## TASK INSTRUCTIONS
Drop all images and give the records again exactly.

(Items listed in a dataset)
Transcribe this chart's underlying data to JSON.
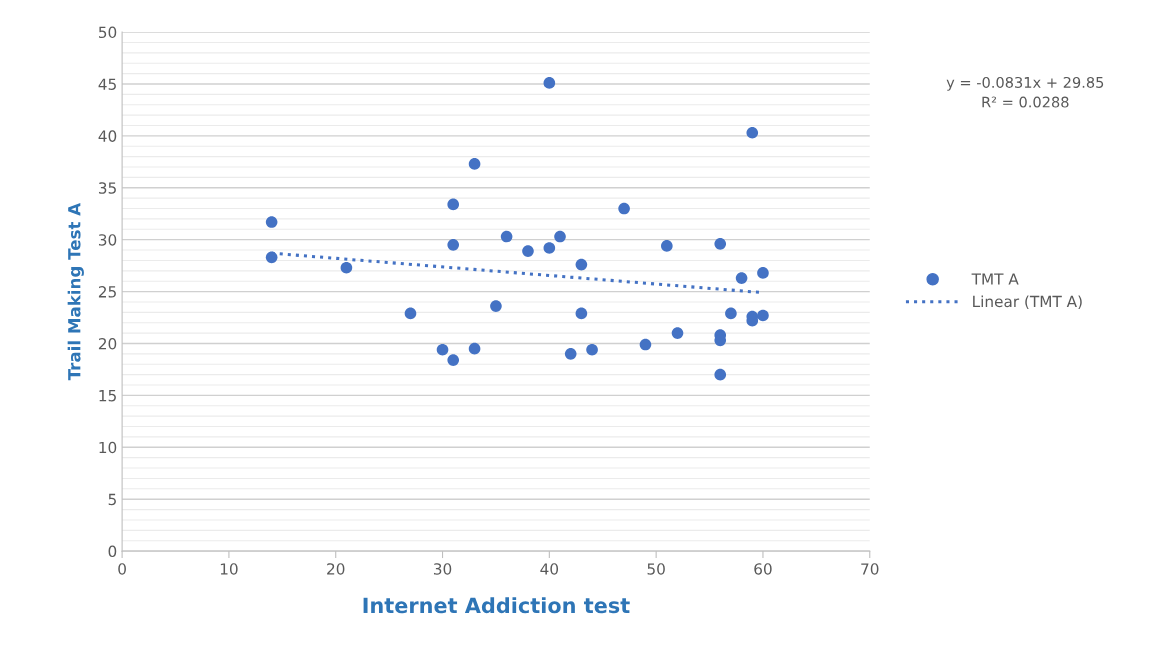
{
  "chart_data": {
    "type": "scatter",
    "xlabel": "Internet Addiction test",
    "ylabel": "Trail Making Test A",
    "xlim": [
      0,
      70
    ],
    "xticks": [
      0,
      10,
      20,
      30,
      40,
      50,
      60,
      70
    ],
    "ylim": [
      0,
      50
    ],
    "yticks": [
      0,
      5,
      10,
      15,
      20,
      25,
      30,
      35,
      40,
      45,
      50
    ],
    "grid": "y",
    "legend": "right",
    "marker": "circle",
    "annotations": [
      "y = -0.0831x + 29.85\nR² = 0.0288"
    ],
    "series": [
      {
        "name": "TMT A",
        "color": "#4472c4",
        "x": [
          14,
          14,
          21,
          27,
          30,
          31,
          31,
          31,
          33,
          33,
          38,
          35,
          36,
          40,
          41,
          40,
          43,
          43,
          42,
          44,
          47,
          49,
          51,
          52,
          56,
          56,
          56,
          56,
          57,
          58,
          59,
          59,
          59,
          60,
          60
        ],
        "values": [
          31.7,
          28.3,
          27.3,
          22.9,
          19.4,
          18.4,
          29.5,
          33.4,
          37.3,
          19.5,
          28.9,
          23.6,
          30.3,
          29.2,
          30.3,
          45.1,
          27.6,
          22.9,
          19.0,
          19.4,
          33.0,
          19.9,
          29.4,
          21.0,
          29.6,
          20.8,
          20.3,
          17.0,
          22.9,
          26.3,
          40.3,
          22.6,
          22.2,
          22.7,
          26.8
        ]
      },
      {
        "name": "Linear (TMT A)",
        "type": "line",
        "color": "#4472c4",
        "line_style": "dotted",
        "marker": "none",
        "x": [
          14,
          60
        ],
        "values": [
          28.7,
          24.9
        ]
      }
    ]
  }
}
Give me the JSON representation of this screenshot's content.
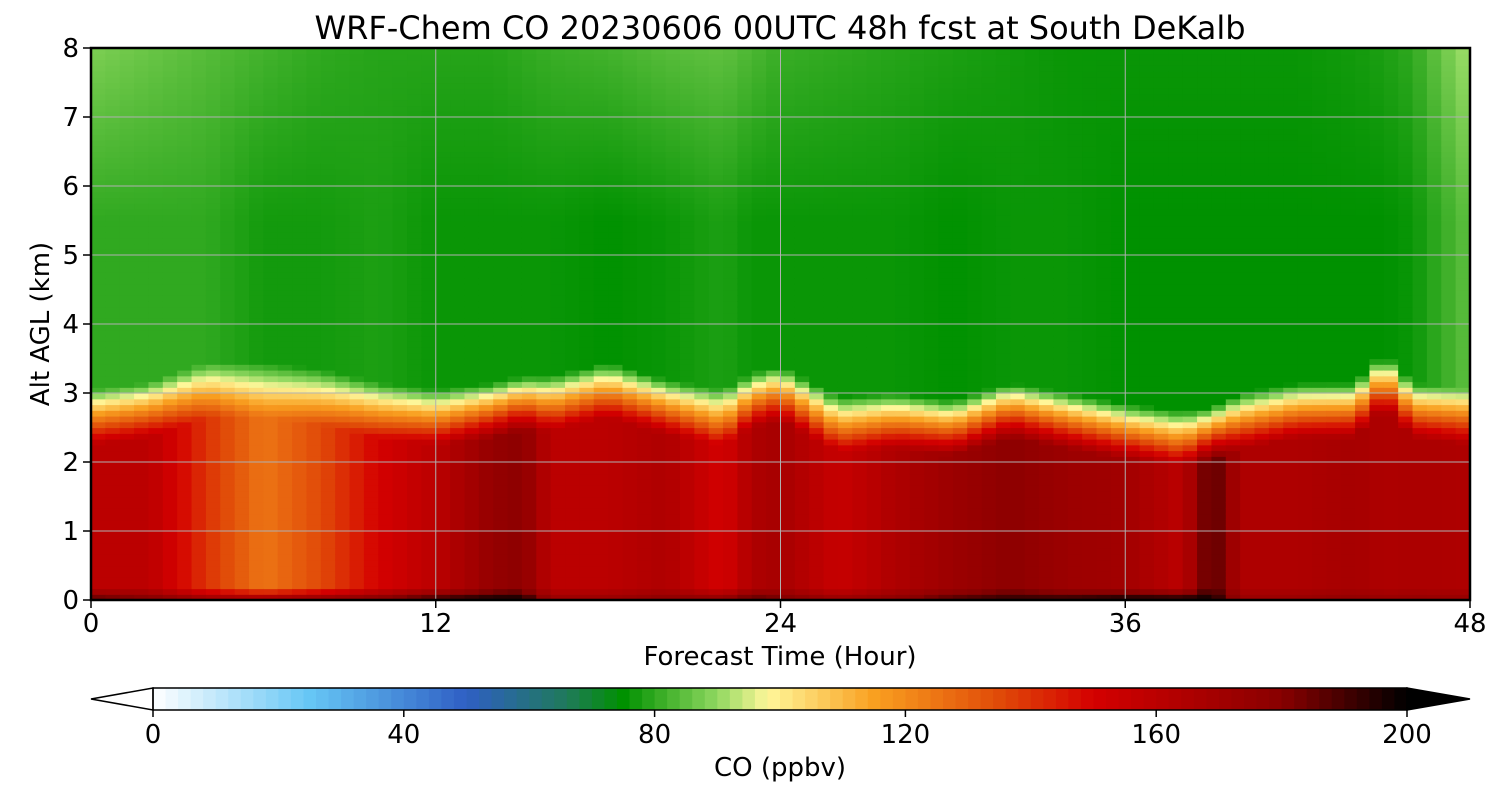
{
  "chart_data": {
    "type": "heatmap",
    "title": "WRF-Chem CO  20230606 00UTC 48h fcst at South DeKalb",
    "xlabel": "Forecast Time (Hour)",
    "ylabel": "Alt AGL (km)",
    "xlim": [
      0,
      48
    ],
    "ylim": [
      0,
      8
    ],
    "xticks": [
      0,
      12,
      24,
      36,
      48
    ],
    "yticks": [
      0,
      1,
      2,
      3,
      4,
      5,
      6,
      7,
      8
    ],
    "grid": true,
    "colorbar": {
      "label": "CO  (ppbv)",
      "orientation": "horizontal",
      "extend": "both",
      "range": [
        0,
        200
      ],
      "ticks": [
        0,
        40,
        80,
        120,
        160,
        200
      ],
      "stops": [
        {
          "v": 0,
          "c": "#ffffff"
        },
        {
          "v": 25,
          "c": "#66c6f5"
        },
        {
          "v": 50,
          "c": "#2f5fc4"
        },
        {
          "v": 66,
          "c": "#1f7a5a"
        },
        {
          "v": 75,
          "c": "#009100"
        },
        {
          "v": 90,
          "c": "#90d860"
        },
        {
          "v": 98,
          "c": "#fff79a"
        },
        {
          "v": 115,
          "c": "#f9a020"
        },
        {
          "v": 135,
          "c": "#e04a08"
        },
        {
          "v": 150,
          "c": "#d40000"
        },
        {
          "v": 180,
          "c": "#880000"
        },
        {
          "v": 200,
          "c": "#000000"
        }
      ]
    },
    "hours": [
      0,
      2,
      4,
      6,
      8,
      10,
      12,
      14,
      15,
      16,
      18,
      20,
      22,
      23,
      24,
      26,
      28,
      30,
      32,
      34,
      36,
      38,
      39,
      40,
      42,
      44,
      45,
      46,
      48
    ],
    "pbl_top_km": [
      2.6,
      2.7,
      3.0,
      3.0,
      2.9,
      2.7,
      2.6,
      2.7,
      2.8,
      2.8,
      3.0,
      2.75,
      2.6,
      2.85,
      2.95,
      2.5,
      2.55,
      2.45,
      2.7,
      2.55,
      2.4,
      2.3,
      2.35,
      2.55,
      2.7,
      2.7,
      3.15,
      2.7,
      2.6
    ],
    "levels_km": [
      0,
      0.25,
      0.5,
      1.0,
      1.5,
      2.0,
      2.5,
      3.0,
      3.5,
      4.0,
      5.0,
      6.0,
      7.0,
      8.0
    ],
    "co_ppbv_surface": [
      190,
      185,
      175,
      175,
      180,
      185,
      195,
      200,
      200,
      175,
      175,
      180,
      180,
      190,
      185,
      175,
      180,
      190,
      195,
      195,
      200,
      200,
      200,
      175,
      175,
      178,
      175,
      176,
      175
    ],
    "co_ppbv_boundary_layer": [
      160,
      160,
      140,
      125,
      135,
      150,
      160,
      175,
      178,
      160,
      160,
      165,
      150,
      165,
      168,
      155,
      165,
      172,
      178,
      172,
      170,
      160,
      190,
      165,
      165,
      168,
      165,
      166,
      165
    ],
    "co_ppbv_free_troposphere": [
      80,
      80,
      80,
      77,
      77,
      78,
      76,
      76,
      76,
      76,
      75,
      76,
      78,
      76,
      76,
      76,
      76,
      75,
      76,
      76,
      75,
      75,
      75,
      75,
      75,
      75,
      75,
      76,
      85
    ],
    "co_ppbv_upper": [
      88,
      86,
      84,
      82,
      80,
      79,
      79,
      79,
      80,
      81,
      82,
      84,
      85,
      83,
      81,
      80,
      79,
      78,
      77,
      76,
      76,
      76,
      76,
      76,
      76,
      77,
      78,
      80,
      92
    ]
  }
}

## ANSWER FOR THE TASK
Transcribe this chart's underlying data to JSON.
{
  "chart_data": {
    "type": "scatter",
    "xlabel": "Internet Addiction test",
    "ylabel": "Trail Making Test A",
    "xlim": [
      0,
      70
    ],
    "xticks": [
      0,
      10,
      20,
      30,
      40,
      50,
      60,
      70
    ],
    "ylim": [
      0,
      50
    ],
    "yticks": [
      0,
      5,
      10,
      15,
      20,
      25,
      30,
      35,
      40,
      45,
      50
    ],
    "grid": "y",
    "legend": "right",
    "marker": "circle",
    "annotations": [
      "y = -0.0831x + 29.85\nR² = 0.0288"
    ],
    "series": [
      {
        "name": "TMT A",
        "color": "#4472c4",
        "x": [
          14,
          14,
          21,
          27,
          30,
          31,
          31,
          31,
          33,
          33,
          38,
          35,
          36,
          40,
          41,
          40,
          43,
          43,
          42,
          44,
          47,
          49,
          51,
          52,
          56,
          56,
          56,
          56,
          57,
          58,
          59,
          59,
          59,
          60,
          60
        ],
        "values": [
          31.7,
          28.3,
          27.3,
          22.9,
          19.4,
          18.4,
          29.5,
          33.4,
          37.3,
          19.5,
          28.9,
          23.6,
          30.3,
          29.2,
          30.3,
          45.1,
          27.6,
          22.9,
          19.0,
          19.4,
          33.0,
          19.9,
          29.4,
          21.0,
          29.6,
          20.8,
          20.3,
          17.0,
          22.9,
          26.3,
          40.3,
          22.6,
          22.2,
          22.7,
          26.8
        ]
      },
      {
        "name": "Linear (TMT A)",
        "type": "line",
        "color": "#4472c4",
        "line_style": "dotted",
        "marker": "none",
        "x": [
          14,
          60
        ],
        "values": [
          28.7,
          24.9
        ]
      }
    ]
  }
}
Give me the JSON representation of this screenshot's content.
{
  "chart_data": {
    "type": "heatmap",
    "title": "WRF-Chem CO  20230606 00UTC 48h fcst at South DeKalb",
    "xlabel": "Forecast Time (Hour)",
    "ylabel": "Alt AGL (km)",
    "xlim": [
      0,
      48
    ],
    "ylim": [
      0,
      8
    ],
    "xticks": [
      0,
      12,
      24,
      36,
      48
    ],
    "yticks": [
      0,
      1,
      2,
      3,
      4,
      5,
      6,
      7,
      8
    ],
    "grid": true,
    "colorbar": {
      "label": "CO  (ppbv)",
      "orientation": "horizontal",
      "extend": "both",
      "range": [
        0,
        200
      ],
      "ticks": [
        0,
        40,
        80,
        120,
        160,
        200
      ],
      "stops": [
        {
          "v": 0,
          "c": "#ffffff"
        },
        {
          "v": 25,
          "c": "#66c6f5"
        },
        {
          "v": 50,
          "c": "#2f5fc4"
        },
        {
          "v": 66,
          "c": "#1f7a5a"
        },
        {
          "v": 75,
          "c": "#009100"
        },
        {
          "v": 90,
          "c": "#90d860"
        },
        {
          "v": 98,
          "c": "#fff79a"
        },
        {
          "v": 115,
          "c": "#f9a020"
        },
        {
          "v": 135,
          "c": "#e04a08"
        },
        {
          "v": 150,
          "c": "#d40000"
        },
        {
          "v": 180,
          "c": "#880000"
        },
        {
          "v": 200,
          "c": "#000000"
        }
      ]
    },
    "hours": [
      0,
      2,
      4,
      6,
      8,
      10,
      12,
      14,
      15,
      16,
      18,
      20,
      22,
      23,
      24,
      26,
      28,
      30,
      32,
      34,
      36,
      38,
      39,
      40,
      42,
      44,
      45,
      46,
      48
    ],
    "pbl_top_km": [
      2.6,
      2.7,
      3.0,
      3.0,
      2.9,
      2.7,
      2.6,
      2.7,
      2.8,
      2.8,
      3.0,
      2.75,
      2.6,
      2.85,
      2.95,
      2.5,
      2.55,
      2.45,
      2.7,
      2.55,
      2.4,
      2.3,
      2.35,
      2.55,
      2.7,
      2.7,
      3.15,
      2.7,
      2.6
    ],
    "levels_km": [
      0,
      0.25,
      0.5,
      1.0,
      1.5,
      2.0,
      2.5,
      3.0,
      3.5,
      4.0,
      5.0,
      6.0,
      7.0,
      8.0
    ],
    "co_ppbv_surface": [
      190,
      185,
      175,
      175,
      180,
      185,
      195,
      200,
      200,
      175,
      175,
      180,
      180,
      190,
      185,
      175,
      180,
      190,
      195,
      195,
      200,
      200,
      200,
      175,
      175,
      178,
      175,
      176,
      175
    ],
    "co_ppbv_boundary_layer": [
      160,
      160,
      140,
      125,
      135,
      150,
      160,
      175,
      178,
      160,
      160,
      165,
      150,
      165,
      168,
      155,
      165,
      172,
      178,
      172,
      170,
      160,
      190,
      165,
      165,
      168,
      165,
      166,
      165
    ],
    "co_ppbv_free_troposphere": [
      80,
      80,
      80,
      77,
      77,
      78,
      76,
      76,
      76,
      76,
      75,
      76,
      78,
      76,
      76,
      76,
      76,
      75,
      76,
      76,
      75,
      75,
      75,
      75,
      75,
      75,
      75,
      76,
      85
    ],
    "co_ppbv_upper": [
      88,
      86,
      84,
      82,
      80,
      79,
      79,
      79,
      80,
      81,
      82,
      84,
      85,
      83,
      81,
      80,
      79,
      78,
      77,
      76,
      76,
      76,
      76,
      76,
      76,
      77,
      78,
      80,
      92
    ]
  }
}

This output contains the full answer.